Rows from a figure dataset:
···
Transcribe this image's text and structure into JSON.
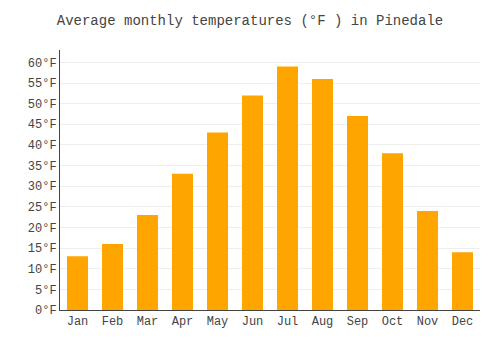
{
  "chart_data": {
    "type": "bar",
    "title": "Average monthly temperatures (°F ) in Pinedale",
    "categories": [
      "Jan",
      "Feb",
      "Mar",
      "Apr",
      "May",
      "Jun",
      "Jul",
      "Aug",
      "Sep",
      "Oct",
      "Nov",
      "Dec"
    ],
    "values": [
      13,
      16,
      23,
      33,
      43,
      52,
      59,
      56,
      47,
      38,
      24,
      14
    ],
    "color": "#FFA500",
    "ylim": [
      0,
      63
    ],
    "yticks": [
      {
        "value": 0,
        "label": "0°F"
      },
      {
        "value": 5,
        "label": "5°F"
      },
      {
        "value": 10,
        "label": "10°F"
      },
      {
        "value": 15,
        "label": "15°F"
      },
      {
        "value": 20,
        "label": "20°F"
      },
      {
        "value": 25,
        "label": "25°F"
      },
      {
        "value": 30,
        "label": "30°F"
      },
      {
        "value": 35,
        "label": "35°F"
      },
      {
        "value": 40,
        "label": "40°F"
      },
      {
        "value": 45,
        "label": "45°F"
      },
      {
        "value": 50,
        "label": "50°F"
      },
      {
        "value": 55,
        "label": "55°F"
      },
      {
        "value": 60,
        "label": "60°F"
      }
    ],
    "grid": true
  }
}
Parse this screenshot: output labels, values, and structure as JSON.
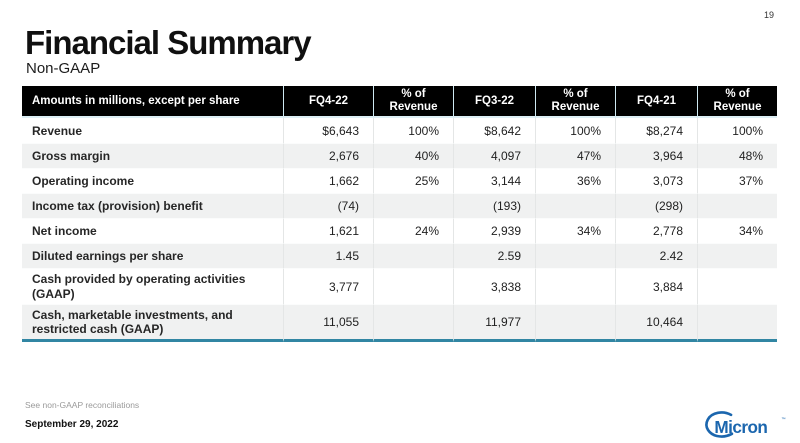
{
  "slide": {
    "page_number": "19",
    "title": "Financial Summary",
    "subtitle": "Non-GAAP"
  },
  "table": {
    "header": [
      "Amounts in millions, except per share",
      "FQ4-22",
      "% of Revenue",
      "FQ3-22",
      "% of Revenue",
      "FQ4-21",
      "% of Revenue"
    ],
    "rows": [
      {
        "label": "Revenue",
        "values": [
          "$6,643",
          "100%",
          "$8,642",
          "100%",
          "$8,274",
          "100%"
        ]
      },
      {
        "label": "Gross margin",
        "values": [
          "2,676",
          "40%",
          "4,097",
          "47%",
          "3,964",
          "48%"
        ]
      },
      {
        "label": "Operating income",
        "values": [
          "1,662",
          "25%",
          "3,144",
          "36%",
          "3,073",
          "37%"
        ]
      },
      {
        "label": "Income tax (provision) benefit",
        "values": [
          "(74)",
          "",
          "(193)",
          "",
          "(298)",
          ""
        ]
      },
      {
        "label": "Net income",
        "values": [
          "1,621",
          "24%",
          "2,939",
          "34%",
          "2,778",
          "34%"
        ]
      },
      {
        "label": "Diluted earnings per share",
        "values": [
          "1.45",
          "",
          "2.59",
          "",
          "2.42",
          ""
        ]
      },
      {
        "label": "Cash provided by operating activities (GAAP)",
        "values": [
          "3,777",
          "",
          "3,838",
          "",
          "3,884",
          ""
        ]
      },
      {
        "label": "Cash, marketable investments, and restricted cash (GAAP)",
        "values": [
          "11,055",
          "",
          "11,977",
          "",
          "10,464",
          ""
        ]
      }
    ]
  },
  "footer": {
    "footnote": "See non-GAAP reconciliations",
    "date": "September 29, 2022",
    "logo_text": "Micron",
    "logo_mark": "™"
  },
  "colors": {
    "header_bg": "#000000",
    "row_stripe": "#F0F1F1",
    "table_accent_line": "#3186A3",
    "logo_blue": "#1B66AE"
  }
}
···
• PROBLEM DETAILS
Write out the entries again, exactly as given, skipping any images.

• WRITTEN ANSWER
Transcribe this image's text and structure into JSON.
{
  "chart_data": {
    "type": "bar",
    "title": "Average monthly temperatures (°F ) in Pinedale",
    "categories": [
      "Jan",
      "Feb",
      "Mar",
      "Apr",
      "May",
      "Jun",
      "Jul",
      "Aug",
      "Sep",
      "Oct",
      "Nov",
      "Dec"
    ],
    "values": [
      13,
      16,
      23,
      33,
      43,
      52,
      59,
      56,
      47,
      38,
      24,
      14
    ],
    "color": "#FFA500",
    "ylim": [
      0,
      63
    ],
    "yticks": [
      {
        "value": 0,
        "label": "0°F"
      },
      {
        "value": 5,
        "label": "5°F"
      },
      {
        "value": 10,
        "label": "10°F"
      },
      {
        "value": 15,
        "label": "15°F"
      },
      {
        "value": 20,
        "label": "20°F"
      },
      {
        "value": 25,
        "label": "25°F"
      },
      {
        "value": 30,
        "label": "30°F"
      },
      {
        "value": 35,
        "label": "35°F"
      },
      {
        "value": 40,
        "label": "40°F"
      },
      {
        "value": 45,
        "label": "45°F"
      },
      {
        "value": 50,
        "label": "50°F"
      },
      {
        "value": 55,
        "label": "55°F"
      },
      {
        "value": 60,
        "label": "60°F"
      }
    ],
    "grid": true
  }
}
Parse this screenshot: output labels, values, and structure as JSON.
{
  "slide": {
    "page_number": "19",
    "title": "Financial Summary",
    "subtitle": "Non-GAAP"
  },
  "table": {
    "header": [
      "Amounts in millions, except per share",
      "FQ4-22",
      "% of Revenue",
      "FQ3-22",
      "% of Revenue",
      "FQ4-21",
      "% of Revenue"
    ],
    "rows": [
      {
        "label": "Revenue",
        "values": [
          "$6,643",
          "100%",
          "$8,642",
          "100%",
          "$8,274",
          "100%"
        ]
      },
      {
        "label": "Gross margin",
        "values": [
          "2,676",
          "40%",
          "4,097",
          "47%",
          "3,964",
          "48%"
        ]
      },
      {
        "label": "Operating income",
        "values": [
          "1,662",
          "25%",
          "3,144",
          "36%",
          "3,073",
          "37%"
        ]
      },
      {
        "label": "Income tax (provision) benefit",
        "values": [
          "(74)",
          "",
          "(193)",
          "",
          "(298)",
          ""
        ]
      },
      {
        "label": "Net income",
        "values": [
          "1,621",
          "24%",
          "2,939",
          "34%",
          "2,778",
          "34%"
        ]
      },
      {
        "label": "Diluted earnings per share",
        "values": [
          "1.45",
          "",
          "2.59",
          "",
          "2.42",
          ""
        ]
      },
      {
        "label": "Cash provided by operating activities (GAAP)",
        "values": [
          "3,777",
          "",
          "3,838",
          "",
          "3,884",
          ""
        ]
      },
      {
        "label": "Cash, marketable investments, and restricted cash (GAAP)",
        "values": [
          "11,055",
          "",
          "11,977",
          "",
          "10,464",
          ""
        ]
      }
    ]
  },
  "footer": {
    "footnote": "See non-GAAP reconciliations",
    "date": "September 29, 2022",
    "logo_text": "Micron",
    "logo_mark": "™"
  },
  "colors": {
    "header_bg": "#000000",
    "row_stripe": "#F0F1F1",
    "table_accent_line": "#3186A3",
    "logo_blue": "#1B66AE"
  }
}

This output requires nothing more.